[begin Entries supplied]

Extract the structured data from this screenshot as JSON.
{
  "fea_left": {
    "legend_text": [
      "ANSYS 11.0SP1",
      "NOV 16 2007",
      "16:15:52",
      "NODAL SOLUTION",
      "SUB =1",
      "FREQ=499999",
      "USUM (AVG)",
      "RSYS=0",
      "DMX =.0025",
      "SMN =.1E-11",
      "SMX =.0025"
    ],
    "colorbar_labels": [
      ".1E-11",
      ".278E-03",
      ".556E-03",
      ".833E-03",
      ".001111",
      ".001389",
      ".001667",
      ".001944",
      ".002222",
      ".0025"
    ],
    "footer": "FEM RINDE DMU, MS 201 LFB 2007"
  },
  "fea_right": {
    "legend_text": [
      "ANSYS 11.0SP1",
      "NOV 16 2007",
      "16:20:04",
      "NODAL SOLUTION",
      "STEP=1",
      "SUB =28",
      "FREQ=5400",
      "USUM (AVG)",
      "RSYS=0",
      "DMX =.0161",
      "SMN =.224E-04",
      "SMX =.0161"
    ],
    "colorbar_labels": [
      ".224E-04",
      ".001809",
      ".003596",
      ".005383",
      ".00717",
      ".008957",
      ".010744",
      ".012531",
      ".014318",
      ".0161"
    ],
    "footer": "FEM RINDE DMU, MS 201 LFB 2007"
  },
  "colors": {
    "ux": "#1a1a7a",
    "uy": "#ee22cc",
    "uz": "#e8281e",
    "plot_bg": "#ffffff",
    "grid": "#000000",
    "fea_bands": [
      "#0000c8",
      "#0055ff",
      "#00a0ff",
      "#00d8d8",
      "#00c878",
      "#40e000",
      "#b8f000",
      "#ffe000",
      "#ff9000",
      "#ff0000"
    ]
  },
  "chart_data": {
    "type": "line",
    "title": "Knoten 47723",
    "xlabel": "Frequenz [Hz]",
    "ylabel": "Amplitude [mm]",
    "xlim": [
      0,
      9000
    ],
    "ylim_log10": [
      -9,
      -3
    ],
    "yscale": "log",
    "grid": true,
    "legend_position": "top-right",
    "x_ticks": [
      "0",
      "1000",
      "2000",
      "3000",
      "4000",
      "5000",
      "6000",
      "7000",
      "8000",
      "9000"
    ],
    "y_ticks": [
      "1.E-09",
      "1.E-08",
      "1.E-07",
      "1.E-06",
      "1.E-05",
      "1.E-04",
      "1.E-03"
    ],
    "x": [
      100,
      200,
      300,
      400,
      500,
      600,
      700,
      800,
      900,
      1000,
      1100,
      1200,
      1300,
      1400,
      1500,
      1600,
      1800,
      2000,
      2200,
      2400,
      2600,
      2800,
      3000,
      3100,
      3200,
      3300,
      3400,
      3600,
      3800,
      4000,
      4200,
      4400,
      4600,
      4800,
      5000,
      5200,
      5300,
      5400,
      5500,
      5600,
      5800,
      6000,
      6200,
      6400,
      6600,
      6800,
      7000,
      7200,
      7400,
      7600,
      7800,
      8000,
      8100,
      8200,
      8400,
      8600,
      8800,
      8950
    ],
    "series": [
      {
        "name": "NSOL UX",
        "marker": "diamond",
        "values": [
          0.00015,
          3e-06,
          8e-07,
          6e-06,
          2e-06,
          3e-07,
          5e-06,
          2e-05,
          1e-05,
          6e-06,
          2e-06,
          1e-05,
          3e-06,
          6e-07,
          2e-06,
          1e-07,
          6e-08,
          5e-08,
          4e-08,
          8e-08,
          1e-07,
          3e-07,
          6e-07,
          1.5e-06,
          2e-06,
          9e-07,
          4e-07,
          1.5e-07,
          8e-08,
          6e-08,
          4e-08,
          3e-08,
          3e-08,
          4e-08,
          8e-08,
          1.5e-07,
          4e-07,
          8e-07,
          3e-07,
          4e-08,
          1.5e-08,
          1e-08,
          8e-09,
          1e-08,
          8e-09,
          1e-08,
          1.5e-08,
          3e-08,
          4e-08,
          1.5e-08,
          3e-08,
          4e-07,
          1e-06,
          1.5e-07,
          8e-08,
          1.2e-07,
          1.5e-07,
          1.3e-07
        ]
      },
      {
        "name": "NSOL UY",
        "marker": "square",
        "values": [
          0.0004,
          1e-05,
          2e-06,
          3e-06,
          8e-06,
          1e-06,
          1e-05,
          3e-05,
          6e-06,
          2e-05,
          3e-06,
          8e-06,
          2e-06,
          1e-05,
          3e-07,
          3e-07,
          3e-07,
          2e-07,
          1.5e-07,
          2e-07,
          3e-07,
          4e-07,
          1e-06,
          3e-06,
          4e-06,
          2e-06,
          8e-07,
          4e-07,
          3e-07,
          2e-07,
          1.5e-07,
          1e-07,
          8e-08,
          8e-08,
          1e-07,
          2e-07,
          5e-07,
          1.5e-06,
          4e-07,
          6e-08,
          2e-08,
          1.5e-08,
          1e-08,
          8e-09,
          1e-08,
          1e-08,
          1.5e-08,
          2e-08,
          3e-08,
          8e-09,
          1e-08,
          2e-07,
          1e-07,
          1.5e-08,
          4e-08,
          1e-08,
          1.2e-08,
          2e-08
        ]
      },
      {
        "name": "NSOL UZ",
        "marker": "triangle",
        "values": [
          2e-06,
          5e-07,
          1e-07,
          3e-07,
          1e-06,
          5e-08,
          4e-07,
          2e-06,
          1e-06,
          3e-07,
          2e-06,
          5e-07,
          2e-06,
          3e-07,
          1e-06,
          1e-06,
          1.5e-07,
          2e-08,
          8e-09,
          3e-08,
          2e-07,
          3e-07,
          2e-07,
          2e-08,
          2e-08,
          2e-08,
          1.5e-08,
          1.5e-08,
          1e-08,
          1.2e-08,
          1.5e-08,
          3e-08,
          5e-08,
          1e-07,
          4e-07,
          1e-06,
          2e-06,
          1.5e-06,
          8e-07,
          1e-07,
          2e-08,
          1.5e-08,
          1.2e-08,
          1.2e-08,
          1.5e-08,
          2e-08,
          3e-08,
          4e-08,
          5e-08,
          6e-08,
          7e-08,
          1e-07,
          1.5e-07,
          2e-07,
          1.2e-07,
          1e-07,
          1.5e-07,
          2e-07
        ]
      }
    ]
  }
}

[end Entries supplied]

**The problem**
Retype all of the data shown above, word for word.

**Expected answer**
Extract the structured data from this screenshot as JSON.
{
  "fea_left": {
    "legend_text": [
      "ANSYS 11.0SP1",
      "NOV 16 2007",
      "16:15:52",
      "NODAL SOLUTION",
      "SUB =1",
      "FREQ=499999",
      "USUM (AVG)",
      "RSYS=0",
      "DMX =.0025",
      "SMN =.1E-11",
      "SMX =.0025"
    ],
    "colorbar_labels": [
      ".1E-11",
      ".278E-03",
      ".556E-03",
      ".833E-03",
      ".001111",
      ".001389",
      ".001667",
      ".001944",
      ".002222",
      ".0025"
    ],
    "footer": "FEM RINDE DMU, MS 201 LFB 2007"
  },
  "fea_right": {
    "legend_text": [
      "ANSYS 11.0SP1",
      "NOV 16 2007",
      "16:20:04",
      "NODAL SOLUTION",
      "STEP=1",
      "SUB =28",
      "FREQ=5400",
      "USUM (AVG)",
      "RSYS=0",
      "DMX =.0161",
      "SMN =.224E-04",
      "SMX =.0161"
    ],
    "colorbar_labels": [
      ".224E-04",
      ".001809",
      ".003596",
      ".005383",
      ".00717",
      ".008957",
      ".010744",
      ".012531",
      ".014318",
      ".0161"
    ],
    "footer": "FEM RINDE DMU, MS 201 LFB 2007"
  },
  "colors": {
    "ux": "#1a1a7a",
    "uy": "#ee22cc",
    "uz": "#e8281e",
    "plot_bg": "#ffffff",
    "grid": "#000000",
    "fea_bands": [
      "#0000c8",
      "#0055ff",
      "#00a0ff",
      "#00d8d8",
      "#00c878",
      "#40e000",
      "#b8f000",
      "#ffe000",
      "#ff9000",
      "#ff0000"
    ]
  },
  "chart_data": {
    "type": "line",
    "title": "Knoten 47723",
    "xlabel": "Frequenz [Hz]",
    "ylabel": "Amplitude [mm]",
    "xlim": [
      0,
      9000
    ],
    "ylim_log10": [
      -9,
      -3
    ],
    "yscale": "log",
    "grid": true,
    "legend_position": "top-right",
    "x_ticks": [
      "0",
      "1000",
      "2000",
      "3000",
      "4000",
      "5000",
      "6000",
      "7000",
      "8000",
      "9000"
    ],
    "y_ticks": [
      "1.E-09",
      "1.E-08",
      "1.E-07",
      "1.E-06",
      "1.E-05",
      "1.E-04",
      "1.E-03"
    ],
    "x": [
      100,
      200,
      300,
      400,
      500,
      600,
      700,
      800,
      900,
      1000,
      1100,
      1200,
      1300,
      1400,
      1500,
      1600,
      1800,
      2000,
      2200,
      2400,
      2600,
      2800,
      3000,
      3100,
      3200,
      3300,
      3400,
      3600,
      3800,
      4000,
      4200,
      4400,
      4600,
      4800,
      5000,
      5200,
      5300,
      5400,
      5500,
      5600,
      5800,
      6000,
      6200,
      6400,
      6600,
      6800,
      7000,
      7200,
      7400,
      7600,
      7800,
      8000,
      8100,
      8200,
      8400,
      8600,
      8800,
      8950
    ],
    "series": [
      {
        "name": "NSOL UX",
        "marker": "diamond",
        "values": [
          0.00015,
          3e-06,
          8e-07,
          6e-06,
          2e-06,
          3e-07,
          5e-06,
          2e-05,
          1e-05,
          6e-06,
          2e-06,
          1e-05,
          3e-06,
          6e-07,
          2e-06,
          1e-07,
          6e-08,
          5e-08,
          4e-08,
          8e-08,
          1e-07,
          3e-07,
          6e-07,
          1.5e-06,
          2e-06,
          9e-07,
          4e-07,
          1.5e-07,
          8e-08,
          6e-08,
          4e-08,
          3e-08,
          3e-08,
          4e-08,
          8e-08,
          1.5e-07,
          4e-07,
          8e-07,
          3e-07,
          4e-08,
          1.5e-08,
          1e-08,
          8e-09,
          1e-08,
          8e-09,
          1e-08,
          1.5e-08,
          3e-08,
          4e-08,
          1.5e-08,
          3e-08,
          4e-07,
          1e-06,
          1.5e-07,
          8e-08,
          1.2e-07,
          1.5e-07,
          1.3e-07
        ]
      },
      {
        "name": "NSOL UY",
        "marker": "square",
        "values": [
          0.0004,
          1e-05,
          2e-06,
          3e-06,
          8e-06,
          1e-06,
          1e-05,
          3e-05,
          6e-06,
          2e-05,
          3e-06,
          8e-06,
          2e-06,
          1e-05,
          3e-07,
          3e-07,
          3e-07,
          2e-07,
          1.5e-07,
          2e-07,
          3e-07,
          4e-07,
          1e-06,
          3e-06,
          4e-06,
          2e-06,
          8e-07,
          4e-07,
          3e-07,
          2e-07,
          1.5e-07,
          1e-07,
          8e-08,
          8e-08,
          1e-07,
          2e-07,
          5e-07,
          1.5e-06,
          4e-07,
          6e-08,
          2e-08,
          1.5e-08,
          1e-08,
          8e-09,
          1e-08,
          1e-08,
          1.5e-08,
          2e-08,
          3e-08,
          8e-09,
          1e-08,
          2e-07,
          1e-07,
          1.5e-08,
          4e-08,
          1e-08,
          1.2e-08,
          2e-08
        ]
      },
      {
        "name": "NSOL UZ",
        "marker": "triangle",
        "values": [
          2e-06,
          5e-07,
          1e-07,
          3e-07,
          1e-06,
          5e-08,
          4e-07,
          2e-06,
          1e-06,
          3e-07,
          2e-06,
          5e-07,
          2e-06,
          3e-07,
          1e-06,
          1e-06,
          1.5e-07,
          2e-08,
          8e-09,
          3e-08,
          2e-07,
          3e-07,
          2e-07,
          2e-08,
          2e-08,
          2e-08,
          1.5e-08,
          1.5e-08,
          1e-08,
          1.2e-08,
          1.5e-08,
          3e-08,
          5e-08,
          1e-07,
          4e-07,
          1e-06,
          2e-06,
          1.5e-06,
          8e-07,
          1e-07,
          2e-08,
          1.5e-08,
          1.2e-08,
          1.2e-08,
          1.5e-08,
          2e-08,
          3e-08,
          4e-08,
          5e-08,
          6e-08,
          7e-08,
          1e-07,
          1.5e-07,
          2e-07,
          1.2e-07,
          1e-07,
          1.5e-07,
          2e-07
        ]
      }
    ]
  }
}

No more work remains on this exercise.